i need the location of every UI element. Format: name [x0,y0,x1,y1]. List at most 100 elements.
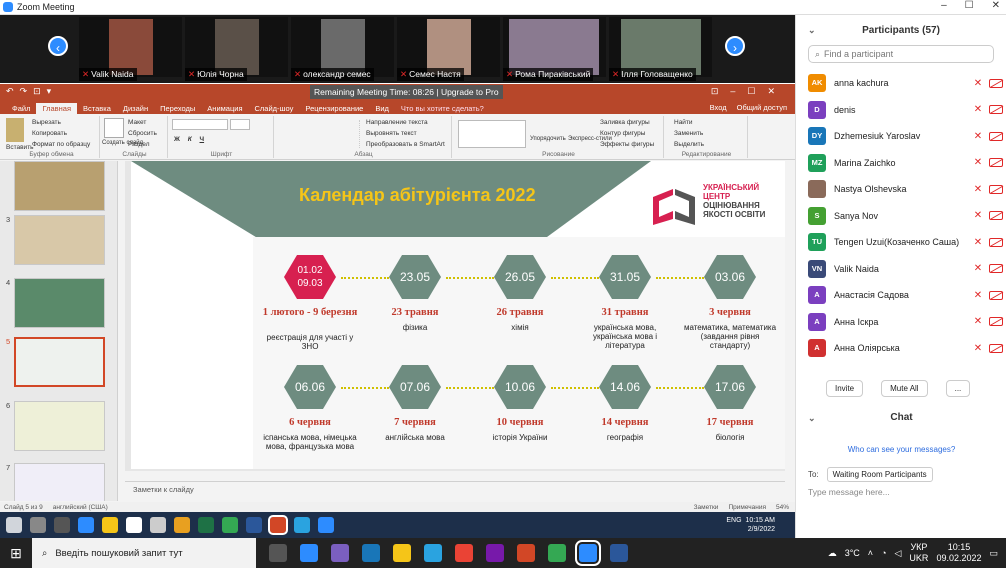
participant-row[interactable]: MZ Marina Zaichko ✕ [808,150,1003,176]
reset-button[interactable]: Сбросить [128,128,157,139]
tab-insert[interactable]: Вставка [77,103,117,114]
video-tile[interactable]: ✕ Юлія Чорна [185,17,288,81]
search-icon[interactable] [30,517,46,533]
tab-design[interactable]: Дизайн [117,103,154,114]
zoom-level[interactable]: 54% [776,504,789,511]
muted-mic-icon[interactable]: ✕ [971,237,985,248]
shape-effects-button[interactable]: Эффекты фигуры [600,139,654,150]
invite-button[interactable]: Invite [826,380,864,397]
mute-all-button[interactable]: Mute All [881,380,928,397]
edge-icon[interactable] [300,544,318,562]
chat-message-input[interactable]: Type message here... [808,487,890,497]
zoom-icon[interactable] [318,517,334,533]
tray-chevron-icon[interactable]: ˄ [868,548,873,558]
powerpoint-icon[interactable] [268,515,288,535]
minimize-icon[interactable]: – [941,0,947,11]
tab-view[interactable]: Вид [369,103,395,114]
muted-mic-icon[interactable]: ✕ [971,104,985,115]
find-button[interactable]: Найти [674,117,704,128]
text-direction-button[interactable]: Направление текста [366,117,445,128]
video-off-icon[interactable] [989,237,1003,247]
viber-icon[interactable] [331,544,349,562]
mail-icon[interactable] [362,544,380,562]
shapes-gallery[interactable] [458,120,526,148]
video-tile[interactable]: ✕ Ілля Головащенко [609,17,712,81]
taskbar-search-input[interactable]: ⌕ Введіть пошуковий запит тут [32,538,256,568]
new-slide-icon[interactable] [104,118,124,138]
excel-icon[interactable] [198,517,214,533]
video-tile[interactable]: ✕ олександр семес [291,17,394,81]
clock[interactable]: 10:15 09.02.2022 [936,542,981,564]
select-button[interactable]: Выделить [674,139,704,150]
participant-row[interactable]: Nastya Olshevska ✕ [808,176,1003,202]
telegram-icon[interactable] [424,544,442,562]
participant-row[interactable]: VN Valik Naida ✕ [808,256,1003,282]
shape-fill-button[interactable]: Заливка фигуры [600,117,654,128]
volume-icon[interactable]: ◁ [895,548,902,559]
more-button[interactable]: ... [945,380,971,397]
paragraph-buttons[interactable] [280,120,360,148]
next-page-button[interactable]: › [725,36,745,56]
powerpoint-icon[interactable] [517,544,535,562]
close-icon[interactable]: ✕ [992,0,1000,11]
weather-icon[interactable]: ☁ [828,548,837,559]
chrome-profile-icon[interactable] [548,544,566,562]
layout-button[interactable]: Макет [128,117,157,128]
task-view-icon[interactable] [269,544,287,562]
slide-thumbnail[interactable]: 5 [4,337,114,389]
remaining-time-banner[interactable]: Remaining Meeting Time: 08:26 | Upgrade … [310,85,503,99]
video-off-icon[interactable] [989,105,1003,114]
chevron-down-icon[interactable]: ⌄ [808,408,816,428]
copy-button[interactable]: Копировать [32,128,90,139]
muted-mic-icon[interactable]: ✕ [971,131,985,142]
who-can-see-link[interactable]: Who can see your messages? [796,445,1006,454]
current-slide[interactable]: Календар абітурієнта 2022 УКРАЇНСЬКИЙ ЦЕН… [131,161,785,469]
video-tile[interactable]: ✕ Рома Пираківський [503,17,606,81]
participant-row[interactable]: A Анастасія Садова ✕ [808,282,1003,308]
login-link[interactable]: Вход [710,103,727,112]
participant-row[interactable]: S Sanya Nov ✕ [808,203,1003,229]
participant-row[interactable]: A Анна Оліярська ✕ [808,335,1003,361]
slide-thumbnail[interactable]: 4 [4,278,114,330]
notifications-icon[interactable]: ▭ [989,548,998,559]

What the task requires — Can you repeat every item above word for word, leaving out the picture?

Output for this task —
i need the location of every UI element. Format: name [x0,y0,x1,y1]. List at most 100 elements.
participant-row[interactable]: MZ Marina Zaichko ✕ [808,150,1003,176]
reset-button[interactable]: Сбросить [128,128,157,139]
tab-insert[interactable]: Вставка [77,103,117,114]
video-tile[interactable]: ✕ Юлія Чорна [185,17,288,81]
search-icon[interactable] [30,517,46,533]
tab-design[interactable]: Дизайн [117,103,154,114]
zoom-level[interactable]: 54% [776,504,789,511]
muted-mic-icon[interactable]: ✕ [971,237,985,248]
shape-effects-button[interactable]: Эффекты фигуры [600,139,654,150]
invite-button[interactable]: Invite [826,380,864,397]
mute-all-button[interactable]: Mute All [881,380,928,397]
edge-icon[interactable] [300,544,318,562]
chat-message-input[interactable]: Type message here... [808,487,890,497]
zoom-icon[interactable] [318,517,334,533]
tray-chevron-icon[interactable]: ˄ [868,548,873,558]
powerpoint-icon[interactable] [268,515,288,535]
minimize-icon[interactable]: – [941,0,947,11]
tab-view[interactable]: Вид [369,103,395,114]
muted-mic-icon[interactable]: ✕ [971,104,985,115]
find-button[interactable]: Найти [674,117,704,128]
text-direction-button[interactable]: Направление текста [366,117,445,128]
video-off-icon[interactable] [989,237,1003,247]
viber-icon[interactable] [331,544,349,562]
mail-icon[interactable] [362,544,380,562]
shapes-gallery[interactable] [458,120,526,148]
video-tile[interactable]: ✕ Ілля Головащенко [609,17,712,81]
taskbar-search-input[interactable]: ⌕ Введіть пошуковий запит тут [32,538,256,568]
new-slide-icon[interactable] [104,118,124,138]
excel-icon[interactable] [198,517,214,533]
video-tile[interactable]: ✕ олександр семес [291,17,394,81]
clock[interactable]: 10:15 09.02.2022 [936,542,981,564]
select-button[interactable]: Выделить [674,139,704,150]
participant-row[interactable]: Nastya Olshevska ✕ [808,176,1003,202]
telegram-icon[interactable] [424,544,442,562]
participant-row[interactable]: VN Valik Naida ✕ [808,256,1003,282]
shape-fill-button[interactable]: Заливка фигуры [600,117,654,128]
volume-icon[interactable]: ◁ [895,548,902,559]
more-button[interactable]: ... [945,380,971,397]
paragraph-buttons[interactable] [280,120,360,148]
next-page-button[interactable]: › [725,36,745,56]
powerpoint-icon[interactable] [517,544,535,562]
close-icon[interactable]: ✕ [992,0,1000,11]
weather-icon[interactable]: ☁ [828,548,837,559]
chrome-profile-icon[interactable] [548,544,566,562]
layout-button[interactable]: Макет [128,117,157,128]
task-view-icon[interactable] [269,544,287,562]
slide-thumbnail[interactable]: 5 [4,337,114,389]
remaining-time-banner[interactable]: Remaining Meeting Time: 08:26 | Upgrade … [310,85,503,99]
video-off-icon[interactable] [989,105,1003,114]
chevron-down-icon[interactable]: ⌄ [808,408,816,428]
copy-button[interactable]: Копировать [32,128,90,139]
muted-mic-icon[interactable]: ✕ [971,131,985,142]
who-can-see-link[interactable]: Who can see your messages? [796,445,1006,454]
current-slide[interactable]: Календар абітурієнта 2022 УКРАЇНСЬКИЙ ЦЕН… [131,161,785,469]
video-tile[interactable]: ✕ Рома Пираківський [503,17,606,81]
participant-row[interactable]: A Анастасія Садова ✕ [808,282,1003,308]
login-link[interactable]: Вход [710,103,727,112]
participant-row[interactable]: S Sanya Nov ✕ [808,203,1003,229]
participant-row[interactable]: A Анна Оліярська ✕ [808,335,1003,361]
slide-thumbnail[interactable]: 4 [4,278,114,330]
notifications-icon[interactable]: ▭ [989,548,998,559]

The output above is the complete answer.